Count how many lines below contain the word "atomic", then give that number alone.

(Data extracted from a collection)
◆ ◆ ◆ ◆

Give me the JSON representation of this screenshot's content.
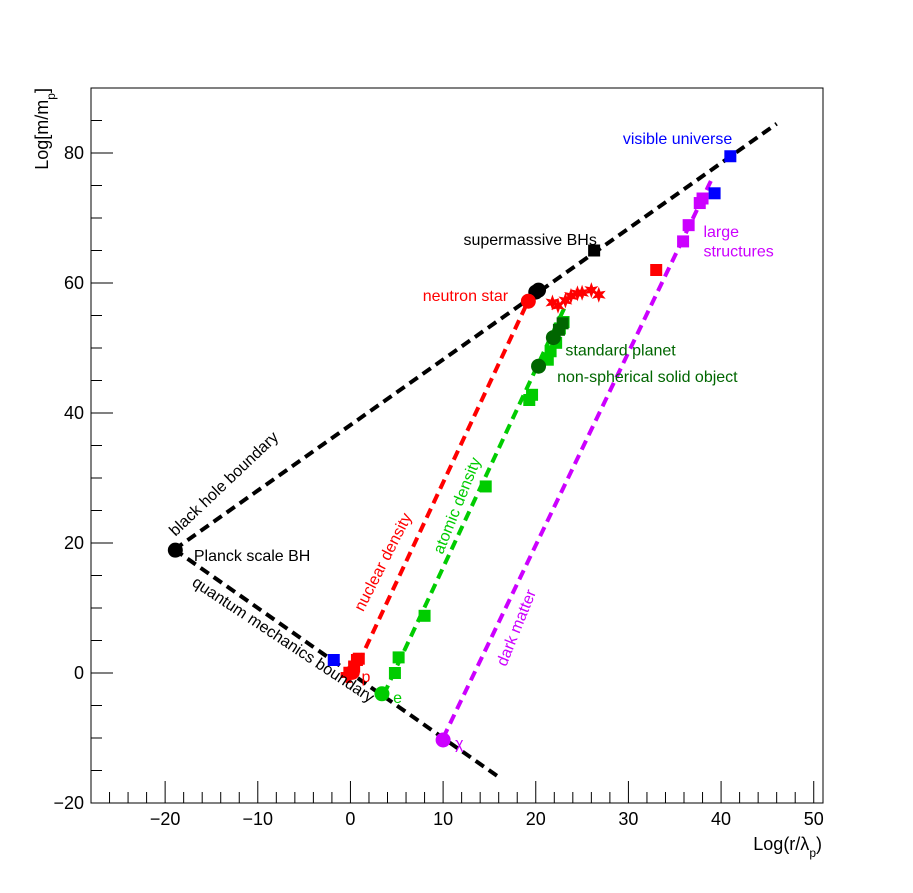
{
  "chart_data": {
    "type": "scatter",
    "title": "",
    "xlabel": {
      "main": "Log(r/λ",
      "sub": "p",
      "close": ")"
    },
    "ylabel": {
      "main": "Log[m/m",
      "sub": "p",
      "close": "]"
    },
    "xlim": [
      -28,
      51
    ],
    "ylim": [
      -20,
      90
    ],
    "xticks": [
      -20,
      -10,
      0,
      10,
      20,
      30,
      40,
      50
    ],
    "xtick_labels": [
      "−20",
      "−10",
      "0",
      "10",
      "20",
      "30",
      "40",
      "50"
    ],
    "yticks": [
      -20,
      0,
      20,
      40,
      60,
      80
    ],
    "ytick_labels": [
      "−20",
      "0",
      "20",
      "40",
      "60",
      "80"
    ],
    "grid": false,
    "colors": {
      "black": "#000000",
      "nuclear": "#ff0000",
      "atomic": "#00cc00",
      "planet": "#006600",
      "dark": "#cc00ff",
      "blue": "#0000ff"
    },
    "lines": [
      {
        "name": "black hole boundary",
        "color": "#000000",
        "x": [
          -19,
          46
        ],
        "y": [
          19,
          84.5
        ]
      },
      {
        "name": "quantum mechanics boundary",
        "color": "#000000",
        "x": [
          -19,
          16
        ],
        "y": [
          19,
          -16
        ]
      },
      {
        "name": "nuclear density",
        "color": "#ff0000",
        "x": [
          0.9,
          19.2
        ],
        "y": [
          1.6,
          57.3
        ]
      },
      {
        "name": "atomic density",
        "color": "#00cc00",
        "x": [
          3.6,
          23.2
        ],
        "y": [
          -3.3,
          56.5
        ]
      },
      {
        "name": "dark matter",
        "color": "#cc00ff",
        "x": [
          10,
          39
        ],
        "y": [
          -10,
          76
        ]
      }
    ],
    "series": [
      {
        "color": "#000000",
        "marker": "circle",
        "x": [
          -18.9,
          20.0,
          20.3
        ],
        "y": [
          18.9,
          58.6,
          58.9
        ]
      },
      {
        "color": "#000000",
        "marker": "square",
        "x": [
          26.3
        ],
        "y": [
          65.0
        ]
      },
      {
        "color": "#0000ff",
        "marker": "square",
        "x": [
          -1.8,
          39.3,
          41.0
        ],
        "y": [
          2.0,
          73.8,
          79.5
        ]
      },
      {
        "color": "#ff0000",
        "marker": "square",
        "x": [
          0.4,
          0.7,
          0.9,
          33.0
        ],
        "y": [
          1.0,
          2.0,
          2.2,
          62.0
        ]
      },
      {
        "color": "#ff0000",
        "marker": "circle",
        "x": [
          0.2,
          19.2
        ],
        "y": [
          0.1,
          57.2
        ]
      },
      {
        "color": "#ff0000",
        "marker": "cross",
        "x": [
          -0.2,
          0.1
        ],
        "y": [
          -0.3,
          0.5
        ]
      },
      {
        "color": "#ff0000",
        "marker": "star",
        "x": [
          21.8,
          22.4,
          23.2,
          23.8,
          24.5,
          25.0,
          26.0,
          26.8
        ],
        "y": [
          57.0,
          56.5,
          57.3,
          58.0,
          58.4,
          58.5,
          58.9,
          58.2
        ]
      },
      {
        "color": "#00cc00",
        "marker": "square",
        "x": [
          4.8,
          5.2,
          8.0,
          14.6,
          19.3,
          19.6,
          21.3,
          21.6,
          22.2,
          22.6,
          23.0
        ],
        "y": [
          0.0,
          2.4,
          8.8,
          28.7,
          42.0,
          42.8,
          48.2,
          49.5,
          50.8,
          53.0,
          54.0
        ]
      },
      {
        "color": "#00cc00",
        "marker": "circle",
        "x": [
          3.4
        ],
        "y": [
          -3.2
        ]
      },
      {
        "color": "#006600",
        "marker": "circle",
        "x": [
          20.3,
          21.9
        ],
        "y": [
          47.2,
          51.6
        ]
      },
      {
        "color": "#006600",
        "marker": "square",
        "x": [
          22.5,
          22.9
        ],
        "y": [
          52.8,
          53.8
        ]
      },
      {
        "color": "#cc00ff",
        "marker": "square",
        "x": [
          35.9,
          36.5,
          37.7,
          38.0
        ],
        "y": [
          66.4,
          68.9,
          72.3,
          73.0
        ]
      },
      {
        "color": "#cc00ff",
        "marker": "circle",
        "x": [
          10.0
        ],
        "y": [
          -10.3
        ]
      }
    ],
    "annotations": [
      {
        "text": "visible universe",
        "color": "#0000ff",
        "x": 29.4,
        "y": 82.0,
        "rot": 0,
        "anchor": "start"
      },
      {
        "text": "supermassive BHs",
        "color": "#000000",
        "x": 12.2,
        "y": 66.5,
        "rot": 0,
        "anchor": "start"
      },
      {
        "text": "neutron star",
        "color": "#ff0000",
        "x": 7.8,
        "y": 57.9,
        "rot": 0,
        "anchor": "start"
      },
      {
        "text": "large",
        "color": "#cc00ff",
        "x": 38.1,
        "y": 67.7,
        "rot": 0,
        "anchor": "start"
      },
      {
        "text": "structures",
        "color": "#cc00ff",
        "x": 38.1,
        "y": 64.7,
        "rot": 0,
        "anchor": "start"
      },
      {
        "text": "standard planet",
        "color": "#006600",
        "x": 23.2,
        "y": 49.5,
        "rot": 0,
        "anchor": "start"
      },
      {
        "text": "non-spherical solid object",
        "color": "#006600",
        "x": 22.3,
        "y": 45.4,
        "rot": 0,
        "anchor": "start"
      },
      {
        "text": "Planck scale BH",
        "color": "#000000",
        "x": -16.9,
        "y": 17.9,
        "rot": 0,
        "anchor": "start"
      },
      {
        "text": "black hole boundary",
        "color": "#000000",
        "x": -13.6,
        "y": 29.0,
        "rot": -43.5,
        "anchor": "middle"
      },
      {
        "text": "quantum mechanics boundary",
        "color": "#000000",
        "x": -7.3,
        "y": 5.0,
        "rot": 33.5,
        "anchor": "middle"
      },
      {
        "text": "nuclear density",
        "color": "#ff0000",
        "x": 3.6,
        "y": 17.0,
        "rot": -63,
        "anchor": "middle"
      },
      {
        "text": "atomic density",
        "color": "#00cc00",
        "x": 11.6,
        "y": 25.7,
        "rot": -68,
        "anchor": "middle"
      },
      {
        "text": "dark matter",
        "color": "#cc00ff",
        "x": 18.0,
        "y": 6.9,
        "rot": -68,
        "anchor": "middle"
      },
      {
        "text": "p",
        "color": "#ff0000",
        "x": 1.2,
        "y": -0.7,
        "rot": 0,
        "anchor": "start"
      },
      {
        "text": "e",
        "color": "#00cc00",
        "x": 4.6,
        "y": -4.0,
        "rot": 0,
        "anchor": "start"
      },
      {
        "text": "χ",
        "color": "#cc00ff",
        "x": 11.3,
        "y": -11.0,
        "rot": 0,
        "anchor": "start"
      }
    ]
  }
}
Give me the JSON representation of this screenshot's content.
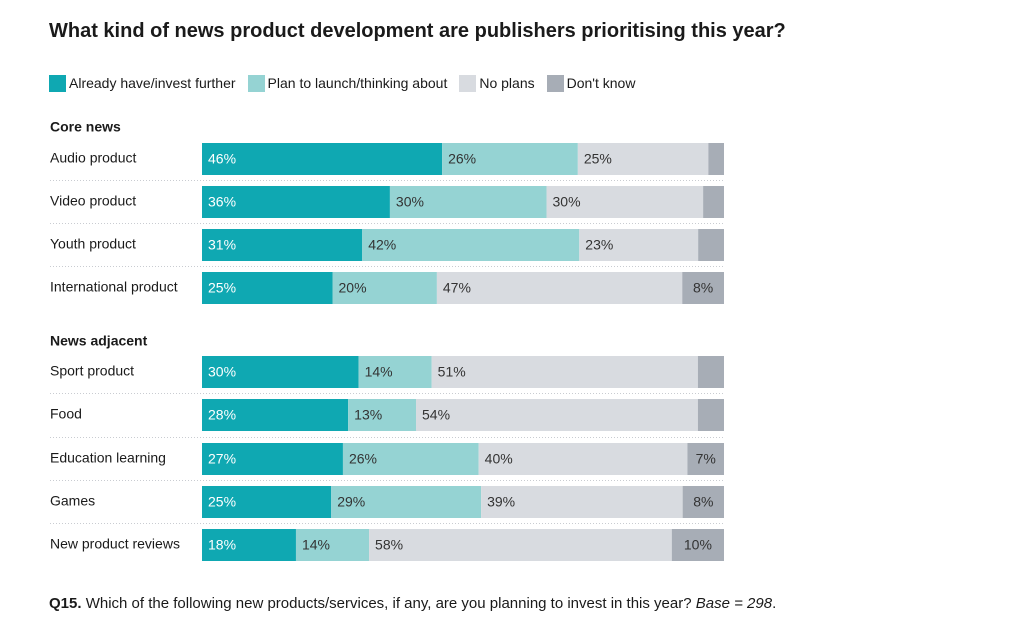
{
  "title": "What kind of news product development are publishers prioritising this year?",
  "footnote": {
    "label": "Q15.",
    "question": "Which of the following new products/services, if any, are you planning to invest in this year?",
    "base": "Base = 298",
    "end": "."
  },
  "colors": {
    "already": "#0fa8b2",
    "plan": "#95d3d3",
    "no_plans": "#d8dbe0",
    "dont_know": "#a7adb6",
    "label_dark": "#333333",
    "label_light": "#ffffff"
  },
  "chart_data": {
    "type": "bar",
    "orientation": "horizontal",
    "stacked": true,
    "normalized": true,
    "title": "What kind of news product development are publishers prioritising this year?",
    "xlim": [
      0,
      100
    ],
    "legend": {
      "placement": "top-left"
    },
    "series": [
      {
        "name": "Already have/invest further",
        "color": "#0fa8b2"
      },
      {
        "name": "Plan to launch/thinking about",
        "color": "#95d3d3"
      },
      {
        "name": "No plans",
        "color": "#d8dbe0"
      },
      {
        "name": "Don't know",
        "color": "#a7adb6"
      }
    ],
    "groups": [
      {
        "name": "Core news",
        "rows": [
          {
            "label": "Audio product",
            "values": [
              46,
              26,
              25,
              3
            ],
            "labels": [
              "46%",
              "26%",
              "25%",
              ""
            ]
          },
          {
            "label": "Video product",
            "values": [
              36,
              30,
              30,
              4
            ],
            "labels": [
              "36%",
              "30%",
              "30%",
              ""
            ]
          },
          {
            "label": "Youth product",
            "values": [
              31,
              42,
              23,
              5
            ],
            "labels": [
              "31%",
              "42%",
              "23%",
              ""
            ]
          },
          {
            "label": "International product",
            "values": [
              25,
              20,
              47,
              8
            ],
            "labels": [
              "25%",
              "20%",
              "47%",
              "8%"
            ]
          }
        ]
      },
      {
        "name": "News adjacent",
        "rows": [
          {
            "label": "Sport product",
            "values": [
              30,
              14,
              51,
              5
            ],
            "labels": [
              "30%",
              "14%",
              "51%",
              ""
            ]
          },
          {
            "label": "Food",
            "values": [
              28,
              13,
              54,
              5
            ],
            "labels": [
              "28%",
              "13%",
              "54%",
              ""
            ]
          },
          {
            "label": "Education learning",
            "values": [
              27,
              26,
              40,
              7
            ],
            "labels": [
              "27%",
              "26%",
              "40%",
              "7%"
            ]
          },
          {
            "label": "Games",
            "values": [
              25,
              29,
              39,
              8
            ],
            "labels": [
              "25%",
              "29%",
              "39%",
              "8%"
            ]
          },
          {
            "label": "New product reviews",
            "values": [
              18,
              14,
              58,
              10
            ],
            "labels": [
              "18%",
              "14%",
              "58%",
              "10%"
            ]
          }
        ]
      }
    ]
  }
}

◆ ◆ ◆ ◆

#### [Answer for the task]
3